Dataset entries start

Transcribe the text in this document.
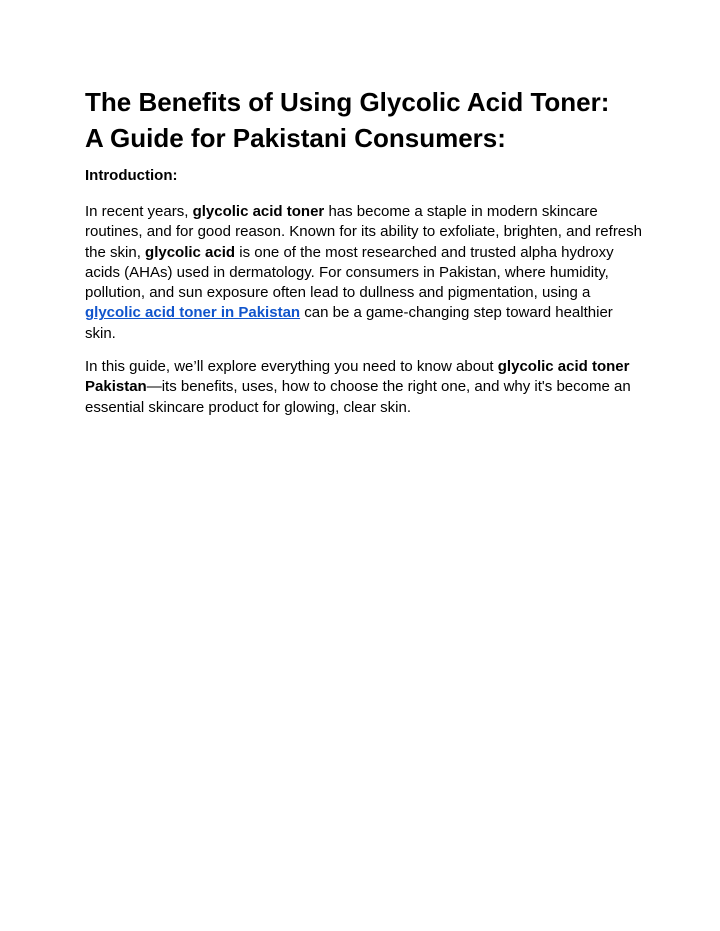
The Benefits of Using Glycolic Acid Toner:
A Guide for Pakistani Consumers:
Introduction:

In recent years, glycolic acid toner has become a staple in modern skincare routines, and for good reason. Known for its ability to exfoliate, brighten, and refresh the skin, glycolic acid is one of the most researched and trusted alpha hydroxy acids (AHAs) used in dermatology. For consumers in Pakistan, where humidity, pollution, and sun exposure often lead to dullness and pigmentation, using a glycolic acid toner in Pakistan can be a game-changing step toward healthier skin.

In this guide, we’ll explore everything you need to know about glycolic acid toner Pakistan—its benefits, uses, how to choose the right one, and why it's become an essential skincare product for glowing, clear skin.
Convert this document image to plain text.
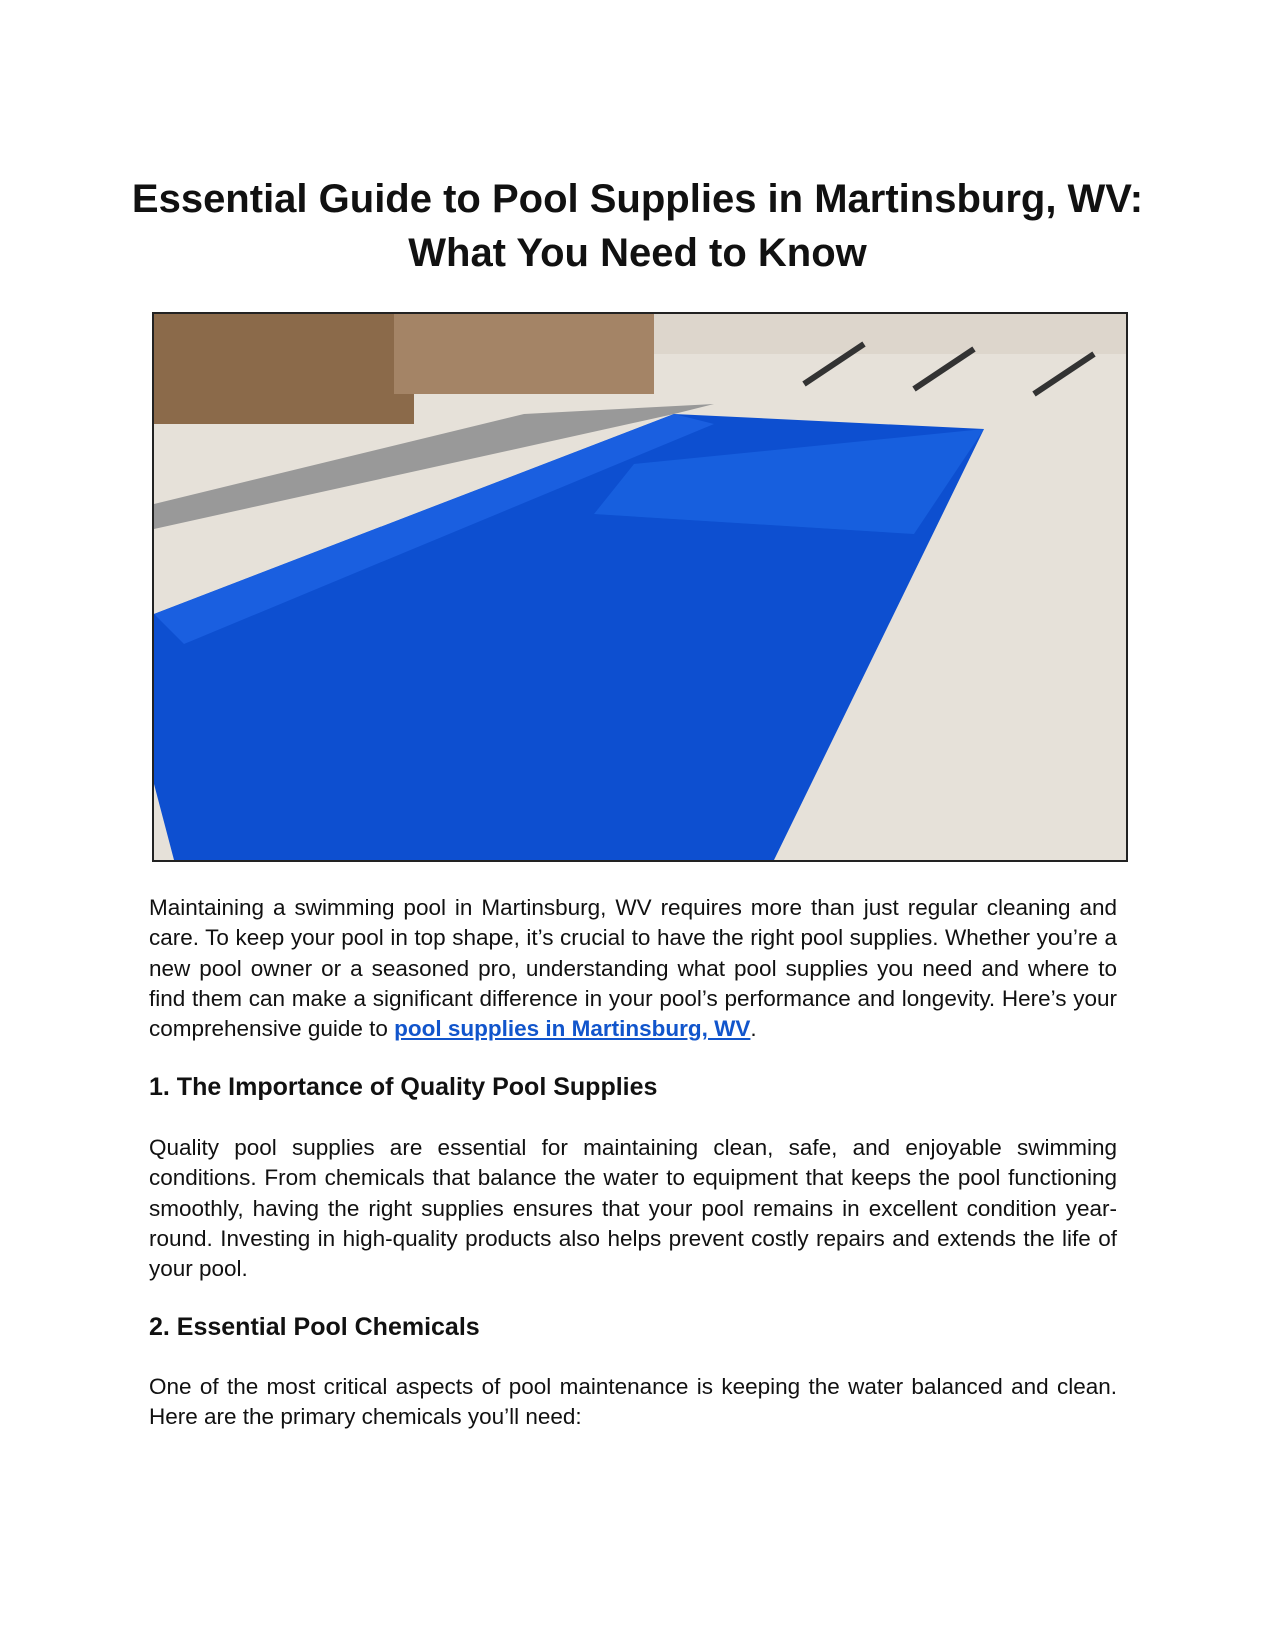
Essential Guide to Pool Supplies in Martinsburg, WV: What You Need to Know

Maintaining a swimming pool in Martinsburg, WV requires more than just regular cleaning and care. To keep your pool in top shape, it’s crucial to have the right pool supplies. Whether you’re a new pool owner or a seasoned pro, understanding what pool supplies you need and where to find them can make a significant difference in your pool’s performance and longevity. Here’s your comprehensive guide to pool supplies in Martinsburg, WV.

1. The Importance of Quality Pool Supplies

Quality pool supplies are essential for maintaining clean, safe, and enjoyable swimming conditions. From chemicals that balance the water to equipment that keeps the pool functioning smoothly, having the right supplies ensures that your pool remains in excellent condition year-round. Investing in high-quality products also helps prevent costly repairs and extends the life of your pool.

2. Essential Pool Chemicals

One of the most critical aspects of pool maintenance is keeping the water balanced and clean. Here are the primary chemicals you’ll need:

Dataset entries end

**Exercise**
Omit the pictures. Output every record above word for word.

**Right answer**
Transcribe the text in this document.
The Benefits of Using Glycolic Acid Toner:
A Guide for Pakistani Consumers:
Introduction:

In recent years, glycolic acid toner has become a staple in modern skincare routines, and for good reason. Known for its ability to exfoliate, brighten, and refresh the skin, glycolic acid is one of the most researched and trusted alpha hydroxy acids (AHAs) used in dermatology. For consumers in Pakistan, where humidity, pollution, and sun exposure often lead to dullness and pigmentation, using a glycolic acid toner in Pakistan can be a game-changing step toward healthier skin.

In this guide, we’ll explore everything you need to know about glycolic acid toner Pakistan—its benefits, uses, how to choose the right one, and why it's become an essential skincare product for glowing, clear skin.
Convert this document image to plain text.
Essential Guide to Pool Supplies in Martinsburg, WV: What You Need to Know

Maintaining a swimming pool in Martinsburg, WV requires more than just regular cleaning and care. To keep your pool in top shape, it’s crucial to have the right pool supplies. Whether you’re a new pool owner or a seasoned pro, understanding what pool supplies you need and where to find them can make a significant difference in your pool’s performance and longevity. Here’s your comprehensive guide to pool supplies in Martinsburg, WV.

1. The Importance of Quality Pool Supplies

Quality pool supplies are essential for maintaining clean, safe, and enjoyable swimming conditions. From chemicals that balance the water to equipment that keeps the pool functioning smoothly, having the right supplies ensures that your pool remains in excellent condition year-round. Investing in high-quality products also helps prevent costly repairs and extends the life of your pool.

2. Essential Pool Chemicals

One of the most critical aspects of pool maintenance is keeping the water balanced and clean. Here are the primary chemicals you’ll need:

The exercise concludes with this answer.